SET PROBLEM:
Give the number of lines in the entries that contain "JSON". State only the count.

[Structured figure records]
▽

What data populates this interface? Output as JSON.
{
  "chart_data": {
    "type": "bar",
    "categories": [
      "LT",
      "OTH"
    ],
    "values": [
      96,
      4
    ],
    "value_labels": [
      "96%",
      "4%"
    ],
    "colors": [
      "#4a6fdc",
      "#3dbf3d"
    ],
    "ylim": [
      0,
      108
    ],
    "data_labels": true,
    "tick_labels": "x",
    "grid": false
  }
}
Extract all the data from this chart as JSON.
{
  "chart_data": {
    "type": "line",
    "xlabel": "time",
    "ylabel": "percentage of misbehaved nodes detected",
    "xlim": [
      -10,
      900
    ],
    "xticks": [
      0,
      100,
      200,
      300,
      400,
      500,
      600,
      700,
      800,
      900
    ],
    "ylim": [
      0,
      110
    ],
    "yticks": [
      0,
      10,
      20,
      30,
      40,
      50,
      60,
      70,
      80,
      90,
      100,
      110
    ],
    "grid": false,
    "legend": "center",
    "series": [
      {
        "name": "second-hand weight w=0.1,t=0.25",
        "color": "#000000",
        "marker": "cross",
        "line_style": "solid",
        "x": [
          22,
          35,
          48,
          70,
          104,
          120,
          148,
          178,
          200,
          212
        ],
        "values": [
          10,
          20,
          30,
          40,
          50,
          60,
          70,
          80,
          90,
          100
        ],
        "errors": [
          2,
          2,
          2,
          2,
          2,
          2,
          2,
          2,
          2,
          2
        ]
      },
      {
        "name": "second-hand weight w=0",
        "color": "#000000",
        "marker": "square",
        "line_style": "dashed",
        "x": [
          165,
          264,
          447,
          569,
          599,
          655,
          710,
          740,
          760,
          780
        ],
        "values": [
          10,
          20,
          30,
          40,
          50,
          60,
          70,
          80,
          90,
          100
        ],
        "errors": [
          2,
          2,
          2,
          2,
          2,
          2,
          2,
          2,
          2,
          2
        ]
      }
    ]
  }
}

△

RESULT FOR THIS EXERCISE:
2